>> begin

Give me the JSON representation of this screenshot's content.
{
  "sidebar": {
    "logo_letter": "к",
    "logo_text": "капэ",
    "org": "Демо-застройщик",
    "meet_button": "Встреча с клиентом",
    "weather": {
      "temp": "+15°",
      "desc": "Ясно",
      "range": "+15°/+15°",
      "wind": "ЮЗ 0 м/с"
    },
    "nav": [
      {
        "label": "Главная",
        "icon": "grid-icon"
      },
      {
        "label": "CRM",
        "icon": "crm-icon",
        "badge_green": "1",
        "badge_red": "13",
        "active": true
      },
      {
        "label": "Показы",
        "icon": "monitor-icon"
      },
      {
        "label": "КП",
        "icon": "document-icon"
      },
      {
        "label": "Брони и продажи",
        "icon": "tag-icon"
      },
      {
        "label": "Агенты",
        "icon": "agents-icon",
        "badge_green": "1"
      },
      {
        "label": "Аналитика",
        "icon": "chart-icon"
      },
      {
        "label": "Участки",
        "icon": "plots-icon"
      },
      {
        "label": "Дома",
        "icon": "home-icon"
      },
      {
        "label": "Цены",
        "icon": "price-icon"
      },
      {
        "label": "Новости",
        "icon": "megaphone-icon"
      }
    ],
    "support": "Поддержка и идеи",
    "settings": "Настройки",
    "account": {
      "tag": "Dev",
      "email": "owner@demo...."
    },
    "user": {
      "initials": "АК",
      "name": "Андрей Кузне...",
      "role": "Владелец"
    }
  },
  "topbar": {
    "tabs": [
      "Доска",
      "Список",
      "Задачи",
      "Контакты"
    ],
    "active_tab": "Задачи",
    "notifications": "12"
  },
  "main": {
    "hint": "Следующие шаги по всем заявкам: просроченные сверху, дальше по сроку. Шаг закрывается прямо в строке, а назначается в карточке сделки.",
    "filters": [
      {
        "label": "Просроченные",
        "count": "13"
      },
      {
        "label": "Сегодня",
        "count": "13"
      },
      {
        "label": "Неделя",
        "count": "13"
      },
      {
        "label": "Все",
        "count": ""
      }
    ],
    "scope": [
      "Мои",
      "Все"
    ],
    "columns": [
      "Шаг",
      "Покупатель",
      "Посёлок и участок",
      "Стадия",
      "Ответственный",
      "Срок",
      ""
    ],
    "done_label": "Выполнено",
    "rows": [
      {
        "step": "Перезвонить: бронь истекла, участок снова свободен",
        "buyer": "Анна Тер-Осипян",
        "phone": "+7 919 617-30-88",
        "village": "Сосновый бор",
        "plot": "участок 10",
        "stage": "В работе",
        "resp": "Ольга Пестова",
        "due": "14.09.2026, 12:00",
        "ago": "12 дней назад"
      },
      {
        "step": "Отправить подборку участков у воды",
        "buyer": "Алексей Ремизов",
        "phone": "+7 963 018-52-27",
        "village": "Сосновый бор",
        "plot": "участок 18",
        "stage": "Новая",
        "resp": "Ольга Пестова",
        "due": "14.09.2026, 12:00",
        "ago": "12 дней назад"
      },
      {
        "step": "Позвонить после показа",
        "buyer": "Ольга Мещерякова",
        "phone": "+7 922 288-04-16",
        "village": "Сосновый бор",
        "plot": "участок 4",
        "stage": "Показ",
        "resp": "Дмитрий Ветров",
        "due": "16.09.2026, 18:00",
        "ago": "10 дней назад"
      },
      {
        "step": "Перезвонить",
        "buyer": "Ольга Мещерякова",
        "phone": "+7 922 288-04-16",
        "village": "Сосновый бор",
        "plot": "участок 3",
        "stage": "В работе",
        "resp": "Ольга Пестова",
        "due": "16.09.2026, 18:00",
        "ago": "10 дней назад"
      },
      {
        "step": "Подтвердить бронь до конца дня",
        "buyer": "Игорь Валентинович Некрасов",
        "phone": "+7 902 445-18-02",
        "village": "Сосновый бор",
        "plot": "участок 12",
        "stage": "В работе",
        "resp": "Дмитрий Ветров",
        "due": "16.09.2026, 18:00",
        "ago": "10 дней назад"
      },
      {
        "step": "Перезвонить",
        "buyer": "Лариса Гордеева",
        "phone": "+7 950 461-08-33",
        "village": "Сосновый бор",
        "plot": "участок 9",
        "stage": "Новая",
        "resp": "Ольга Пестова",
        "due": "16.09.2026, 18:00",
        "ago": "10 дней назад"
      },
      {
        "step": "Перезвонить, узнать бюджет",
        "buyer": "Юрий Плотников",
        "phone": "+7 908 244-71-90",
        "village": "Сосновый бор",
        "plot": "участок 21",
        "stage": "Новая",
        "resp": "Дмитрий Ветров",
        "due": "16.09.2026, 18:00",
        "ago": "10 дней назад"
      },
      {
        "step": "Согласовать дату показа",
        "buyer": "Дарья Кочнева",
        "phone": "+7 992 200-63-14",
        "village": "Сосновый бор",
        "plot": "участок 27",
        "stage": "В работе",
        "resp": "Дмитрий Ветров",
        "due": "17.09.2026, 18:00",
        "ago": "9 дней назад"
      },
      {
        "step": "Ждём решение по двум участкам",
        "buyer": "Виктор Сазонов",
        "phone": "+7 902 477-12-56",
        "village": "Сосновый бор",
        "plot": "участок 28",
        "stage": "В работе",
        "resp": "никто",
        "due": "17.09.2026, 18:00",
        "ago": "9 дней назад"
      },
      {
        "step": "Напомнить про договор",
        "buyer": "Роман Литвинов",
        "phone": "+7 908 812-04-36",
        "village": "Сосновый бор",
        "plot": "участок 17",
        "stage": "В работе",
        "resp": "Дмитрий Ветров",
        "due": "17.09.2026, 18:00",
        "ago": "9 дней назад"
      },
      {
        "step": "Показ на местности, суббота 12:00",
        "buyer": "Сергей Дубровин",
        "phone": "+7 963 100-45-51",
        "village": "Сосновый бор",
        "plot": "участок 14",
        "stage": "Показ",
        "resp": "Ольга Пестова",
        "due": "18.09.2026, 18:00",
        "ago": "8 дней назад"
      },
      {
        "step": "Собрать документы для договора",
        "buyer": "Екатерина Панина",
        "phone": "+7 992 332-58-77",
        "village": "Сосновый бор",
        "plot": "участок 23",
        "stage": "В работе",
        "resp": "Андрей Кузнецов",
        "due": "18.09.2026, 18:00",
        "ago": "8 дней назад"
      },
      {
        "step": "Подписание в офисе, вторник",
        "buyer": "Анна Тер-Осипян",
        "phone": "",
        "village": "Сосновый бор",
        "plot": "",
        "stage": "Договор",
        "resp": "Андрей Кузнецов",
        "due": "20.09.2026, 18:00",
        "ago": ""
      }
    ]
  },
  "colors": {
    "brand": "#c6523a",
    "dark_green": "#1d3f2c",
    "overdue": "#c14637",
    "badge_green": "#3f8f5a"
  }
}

>> end

## [WORK REQUIRED]
Retype the listing exactly, in full.

## [ANSWER FOR THIS EXERCISE]
Give me the JSON representation of this screenshot's content.
{
  "sidebar": {
    "logo_letter": "к",
    "logo_text": "капэ",
    "org": "Демо-застройщик",
    "meet_button": "Встреча с клиентом",
    "weather": {
      "temp": "+15°",
      "desc": "Ясно",
      "range": "+15°/+15°",
      "wind": "ЮЗ 0 м/с"
    },
    "nav": [
      {
        "label": "Главная",
        "icon": "grid-icon"
      },
      {
        "label": "CRM",
        "icon": "crm-icon",
        "badge_green": "1",
        "badge_red": "13",
        "active": true
      },
      {
        "label": "Показы",
        "icon": "monitor-icon"
      },
      {
        "label": "КП",
        "icon": "document-icon"
      },
      {
        "label": "Брони и продажи",
        "icon": "tag-icon"
      },
      {
        "label": "Агенты",
        "icon": "agents-icon",
        "badge_green": "1"
      },
      {
        "label": "Аналитика",
        "icon": "chart-icon"
      },
      {
        "label": "Участки",
        "icon": "plots-icon"
      },
      {
        "label": "Дома",
        "icon": "home-icon"
      },
      {
        "label": "Цены",
        "icon": "price-icon"
      },
      {
        "label": "Новости",
        "icon": "megaphone-icon"
      }
    ],
    "support": "Поддержка и идеи",
    "settings": "Настройки",
    "account": {
      "tag": "Dev",
      "email": "owner@demo...."
    },
    "user": {
      "initials": "АК",
      "name": "Андрей Кузне...",
      "role": "Владелец"
    }
  },
  "topbar": {
    "tabs": [
      "Доска",
      "Список",
      "Задачи",
      "Контакты"
    ],
    "active_tab": "Задачи",
    "notifications": "12"
  },
  "main": {
    "hint": "Следующие шаги по всем заявкам: просроченные сверху, дальше по сроку. Шаг закрывается прямо в строке, а назначается в карточке сделки.",
    "filters": [
      {
        "label": "Просроченные",
        "count": "13"
      },
      {
        "label": "Сегодня",
        "count": "13"
      },
      {
        "label": "Неделя",
        "count": "13"
      },
      {
        "label": "Все",
        "count": ""
      }
    ],
    "scope": [
      "Мои",
      "Все"
    ],
    "columns": [
      "Шаг",
      "Покупатель",
      "Посёлок и участок",
      "Стадия",
      "Ответственный",
      "Срок",
      ""
    ],
    "done_label": "Выполнено",
    "rows": [
      {
        "step": "Перезвонить: бронь истекла, участок снова свободен",
        "buyer": "Анна Тер-Осипян",
        "phone": "+7 919 617-30-88",
        "village": "Сосновый бор",
        "plot": "участок 10",
        "stage": "В работе",
        "resp": "Ольга Пестова",
        "due": "14.09.2026, 12:00",
        "ago": "12 дней назад"
      },
      {
        "step": "Отправить подборку участков у воды",
        "buyer": "Алексей Ремизов",
        "phone": "+7 963 018-52-27",
        "village": "Сосновый бор",
        "plot": "участок 18",
        "stage": "Новая",
        "resp": "Ольга Пестова",
        "due": "14.09.2026, 12:00",
        "ago": "12 дней назад"
      },
      {
        "step": "Позвонить после показа",
        "buyer": "Ольга Мещерякова",
        "phone": "+7 922 288-04-16",
        "village": "Сосновый бор",
        "plot": "участок 4",
        "stage": "Показ",
        "resp": "Дмитрий Ветров",
        "due": "16.09.2026, 18:00",
        "ago": "10 дней назад"
      },
      {
        "step": "Перезвонить",
        "buyer": "Ольга Мещерякова",
        "phone": "+7 922 288-04-16",
        "village": "Сосновый бор",
        "plot": "участок 3",
        "stage": "В работе",
        "resp": "Ольга Пестова",
        "due": "16.09.2026, 18:00",
        "ago": "10 дней назад"
      },
      {
        "step": "Подтвердить бронь до конца дня",
        "buyer": "Игорь Валентинович Некрасов",
        "phone": "+7 902 445-18-02",
        "village": "Сосновый бор",
        "plot": "участок 12",
        "stage": "В работе",
        "resp": "Дмитрий Ветров",
        "due": "16.09.2026, 18:00",
        "ago": "10 дней назад"
      },
      {
        "step": "Перезвонить",
        "buyer": "Лариса Гордеева",
        "phone": "+7 950 461-08-33",
        "village": "Сосновый бор",
        "plot": "участок 9",
        "stage": "Новая",
        "resp": "Ольга Пестова",
        "due": "16.09.2026, 18:00",
        "ago": "10 дней назад"
      },
      {
        "step": "Перезвонить, узнать бюджет",
        "buyer": "Юрий Плотников",
        "phone": "+7 908 244-71-90",
        "village": "Сосновый бор",
        "plot": "участок 21",
        "stage": "Новая",
        "resp": "Дмитрий Ветров",
        "due": "16.09.2026, 18:00",
        "ago": "10 дней назад"
      },
      {
        "step": "Согласовать дату показа",
        "buyer": "Дарья Кочнева",
        "phone": "+7 992 200-63-14",
        "village": "Сосновый бор",
        "plot": "участок 27",
        "stage": "В работе",
        "resp": "Дмитрий Ветров",
        "due": "17.09.2026, 18:00",
        "ago": "9 дней назад"
      },
      {
        "step": "Ждём решение по двум участкам",
        "buyer": "Виктор Сазонов",
        "phone": "+7 902 477-12-56",
        "village": "Сосновый бор",
        "plot": "участок 28",
        "stage": "В работе",
        "resp": "никто",
        "due": "17.09.2026, 18:00",
        "ago": "9 дней назад"
      },
      {
        "step": "Напомнить про договор",
        "buyer": "Роман Литвинов",
        "phone": "+7 908 812-04-36",
        "village": "Сосновый бор",
        "plot": "участок 17",
        "stage": "В работе",
        "resp": "Дмитрий Ветров",
        "due": "17.09.2026, 18:00",
        "ago": "9 дней назад"
      },
      {
        "step": "Показ на местности, суббота 12:00",
        "buyer": "Сергей Дубровин",
        "phone": "+7 963 100-45-51",
        "village": "Сосновый бор",
        "plot": "участок 14",
        "stage": "Показ",
        "resp": "Ольга Пестова",
        "due": "18.09.2026, 18:00",
        "ago": "8 дней назад"
      },
      {
        "step": "Собрать документы для договора",
        "buyer": "Екатерина Панина",
        "phone": "+7 992 332-58-77",
        "village": "Сосновый бор",
        "plot": "участок 23",
        "stage": "В работе",
        "resp": "Андрей Кузнецов",
        "due": "18.09.2026, 18:00",
        "ago": "8 дней назад"
      },
      {
        "step": "Подписание в офисе, вторник",
        "buyer": "Анна Тер-Осипян",
        "phone": "",
        "village": "Сосновый бор",
        "plot": "",
        "stage": "Договор",
        "resp": "Андрей Кузнецов",
        "due": "20.09.2026, 18:00",
        "ago": ""
      }
    ]
  },
  "colors": {
    "brand": "#c6523a",
    "dark_green": "#1d3f2c",
    "overdue": "#c14637",
    "badge_green": "#3f8f5a"
  }
}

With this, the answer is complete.